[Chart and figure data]
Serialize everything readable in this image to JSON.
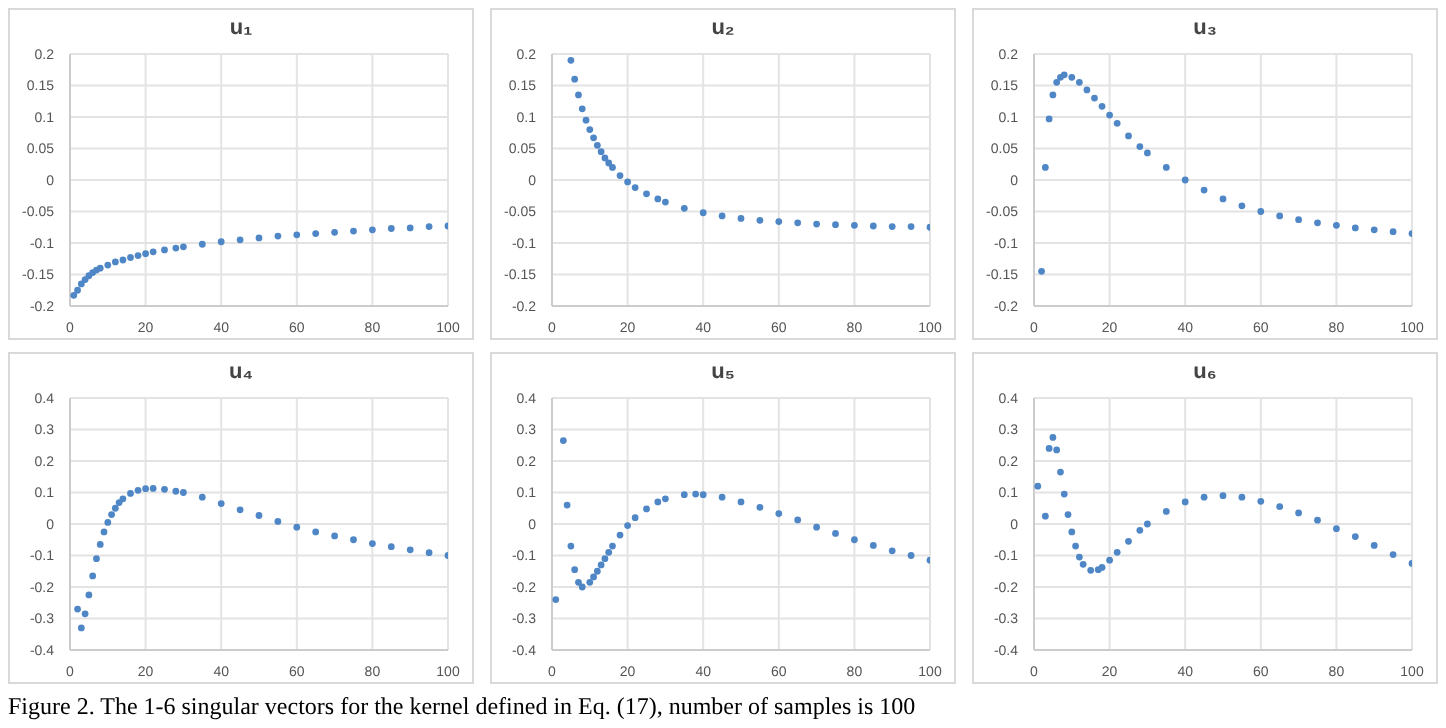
{
  "chart_data": [
    {
      "type": "scatter",
      "title": "u₁",
      "marker": "circle",
      "grid": true,
      "xlim": [
        0,
        100
      ],
      "xticks": [
        0,
        20,
        40,
        60,
        80,
        100
      ],
      "ylim": [
        -0.2,
        0.2
      ],
      "yticks": [
        -0.2,
        -0.15,
        -0.1,
        -0.05,
        0,
        0.05,
        0.1,
        0.15,
        0.2
      ],
      "series": [
        {
          "color": "#4f86c6",
          "x": [
            1,
            2,
            3,
            4,
            5,
            6,
            7,
            8,
            10,
            12,
            14,
            16,
            18,
            20,
            22,
            25,
            28,
            30,
            35,
            40,
            45,
            50,
            55,
            60,
            65,
            70,
            75,
            80,
            85,
            90,
            95,
            100
          ],
          "values": [
            -0.183,
            -0.175,
            -0.165,
            -0.158,
            -0.152,
            -0.147,
            -0.143,
            -0.14,
            -0.135,
            -0.13,
            -0.127,
            -0.123,
            -0.12,
            -0.117,
            -0.114,
            -0.111,
            -0.108,
            -0.106,
            -0.102,
            -0.098,
            -0.095,
            -0.092,
            -0.089,
            -0.087,
            -0.085,
            -0.083,
            -0.081,
            -0.079,
            -0.077,
            -0.076,
            -0.074,
            -0.073
          ]
        }
      ]
    },
    {
      "type": "scatter",
      "title": "u₂",
      "marker": "circle",
      "grid": true,
      "xlim": [
        0,
        100
      ],
      "xticks": [
        0,
        20,
        40,
        60,
        80,
        100
      ],
      "ylim": [
        -0.2,
        0.2
      ],
      "yticks": [
        -0.2,
        -0.15,
        -0.1,
        -0.05,
        0,
        0.05,
        0.1,
        0.15,
        0.2
      ],
      "series": [
        {
          "color": "#4f86c6",
          "x": [
            5,
            6,
            7,
            8,
            9,
            10,
            11,
            12,
            13,
            14,
            15,
            16,
            18,
            20,
            22,
            25,
            28,
            30,
            35,
            40,
            45,
            50,
            55,
            60,
            65,
            70,
            75,
            80,
            85,
            90,
            95,
            100
          ],
          "values": [
            0.19,
            0.16,
            0.135,
            0.113,
            0.095,
            0.08,
            0.067,
            0.055,
            0.045,
            0.035,
            0.027,
            0.02,
            0.007,
            -0.003,
            -0.012,
            -0.022,
            -0.03,
            -0.035,
            -0.045,
            -0.052,
            -0.057,
            -0.061,
            -0.064,
            -0.066,
            -0.068,
            -0.07,
            -0.071,
            -0.072,
            -0.073,
            -0.074,
            -0.074,
            -0.075
          ]
        }
      ]
    },
    {
      "type": "scatter",
      "title": "u₃",
      "marker": "circle",
      "grid": true,
      "xlim": [
        0,
        100
      ],
      "xticks": [
        0,
        20,
        40,
        60,
        80,
        100
      ],
      "ylim": [
        -0.2,
        0.2
      ],
      "yticks": [
        -0.2,
        -0.15,
        -0.1,
        -0.05,
        0,
        0.05,
        0.1,
        0.15,
        0.2
      ],
      "series": [
        {
          "color": "#4f86c6",
          "x": [
            2,
            3,
            4,
            5,
            6,
            7,
            8,
            10,
            12,
            14,
            16,
            18,
            20,
            22,
            25,
            28,
            30,
            35,
            40,
            45,
            50,
            55,
            60,
            65,
            70,
            75,
            80,
            85,
            90,
            95,
            100
          ],
          "values": [
            -0.145,
            0.02,
            0.097,
            0.135,
            0.155,
            0.163,
            0.167,
            0.163,
            0.155,
            0.143,
            0.13,
            0.117,
            0.103,
            0.09,
            0.07,
            0.053,
            0.043,
            0.02,
            0.0,
            -0.016,
            -0.03,
            -0.041,
            -0.05,
            -0.057,
            -0.063,
            -0.068,
            -0.072,
            -0.076,
            -0.079,
            -0.082,
            -0.085
          ]
        }
      ]
    },
    {
      "type": "scatter",
      "title": "u₄",
      "marker": "circle",
      "grid": true,
      "xlim": [
        0,
        100
      ],
      "xticks": [
        0,
        20,
        40,
        60,
        80,
        100
      ],
      "ylim": [
        -0.4,
        0.4
      ],
      "yticks": [
        -0.4,
        -0.3,
        -0.2,
        -0.1,
        0,
        0.1,
        0.2,
        0.3,
        0.4
      ],
      "series": [
        {
          "color": "#4f86c6",
          "x": [
            2,
            3,
            4,
            5,
            6,
            7,
            8,
            9,
            10,
            11,
            12,
            13,
            14,
            16,
            18,
            20,
            22,
            25,
            28,
            30,
            35,
            40,
            45,
            50,
            55,
            60,
            65,
            70,
            75,
            80,
            85,
            90,
            95,
            100
          ],
          "values": [
            -0.27,
            -0.33,
            -0.285,
            -0.225,
            -0.165,
            -0.11,
            -0.065,
            -0.025,
            0.005,
            0.03,
            0.05,
            0.068,
            0.08,
            0.097,
            0.107,
            0.112,
            0.113,
            0.11,
            0.104,
            0.1,
            0.085,
            0.065,
            0.045,
            0.027,
            0.008,
            -0.01,
            -0.025,
            -0.038,
            -0.05,
            -0.062,
            -0.072,
            -0.082,
            -0.091,
            -0.1
          ]
        }
      ]
    },
    {
      "type": "scatter",
      "title": "u₅",
      "marker": "circle",
      "grid": true,
      "xlim": [
        0,
        100
      ],
      "xticks": [
        0,
        20,
        40,
        60,
        80,
        100
      ],
      "ylim": [
        -0.4,
        0.4
      ],
      "yticks": [
        -0.4,
        -0.3,
        -0.2,
        -0.1,
        0,
        0.1,
        0.2,
        0.3,
        0.4
      ],
      "series": [
        {
          "color": "#4f86c6",
          "x": [
            1,
            3,
            4,
            5,
            6,
            7,
            8,
            10,
            11,
            12,
            13,
            14,
            15,
            16,
            18,
            20,
            22,
            25,
            28,
            30,
            35,
            38,
            40,
            45,
            50,
            55,
            60,
            65,
            70,
            75,
            80,
            85,
            90,
            95,
            100
          ],
          "values": [
            -0.24,
            0.265,
            0.06,
            -0.07,
            -0.145,
            -0.185,
            -0.2,
            -0.185,
            -0.168,
            -0.15,
            -0.13,
            -0.11,
            -0.09,
            -0.07,
            -0.035,
            -0.005,
            0.02,
            0.048,
            0.07,
            0.08,
            0.093,
            0.095,
            0.093,
            0.085,
            0.07,
            0.053,
            0.033,
            0.013,
            -0.01,
            -0.03,
            -0.05,
            -0.068,
            -0.085,
            -0.1,
            -0.115
          ]
        }
      ]
    },
    {
      "type": "scatter",
      "title": "u₆",
      "marker": "circle",
      "grid": true,
      "xlim": [
        0,
        100
      ],
      "xticks": [
        0,
        20,
        40,
        60,
        80,
        100
      ],
      "ylim": [
        -0.4,
        0.4
      ],
      "yticks": [
        -0.4,
        -0.3,
        -0.2,
        -0.1,
        0,
        0.1,
        0.2,
        0.3,
        0.4
      ],
      "annotations": [
        "Figure 2. The 1-6 singular vectors for the kernel defined in Eq. (17), number of samples is 100"
      ],
      "series": [
        {
          "color": "#4f86c6",
          "x": [
            1,
            3,
            4,
            5,
            6,
            7,
            8,
            9,
            10,
            11,
            12,
            13,
            15,
            17,
            18,
            20,
            22,
            25,
            28,
            30,
            35,
            40,
            45,
            50,
            55,
            60,
            65,
            70,
            75,
            80,
            85,
            90,
            95,
            100
          ],
          "values": [
            0.12,
            0.025,
            0.24,
            0.275,
            0.235,
            0.165,
            0.095,
            0.03,
            -0.025,
            -0.07,
            -0.105,
            -0.128,
            -0.147,
            -0.145,
            -0.138,
            -0.115,
            -0.09,
            -0.055,
            -0.02,
            0.0,
            0.04,
            0.07,
            0.085,
            0.09,
            0.085,
            0.072,
            0.055,
            0.035,
            0.012,
            -0.015,
            -0.04,
            -0.068,
            -0.097,
            -0.125
          ]
        }
      ]
    }
  ]
}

- **Instruction**
Pick out the lines that include the word "title" and write them out.

- **Response**
      "title": "u₁",
      "title": "u₂",
      "title": "u₃",
      "title": "u₄",
      "title": "u₅",
      "title": "u₆",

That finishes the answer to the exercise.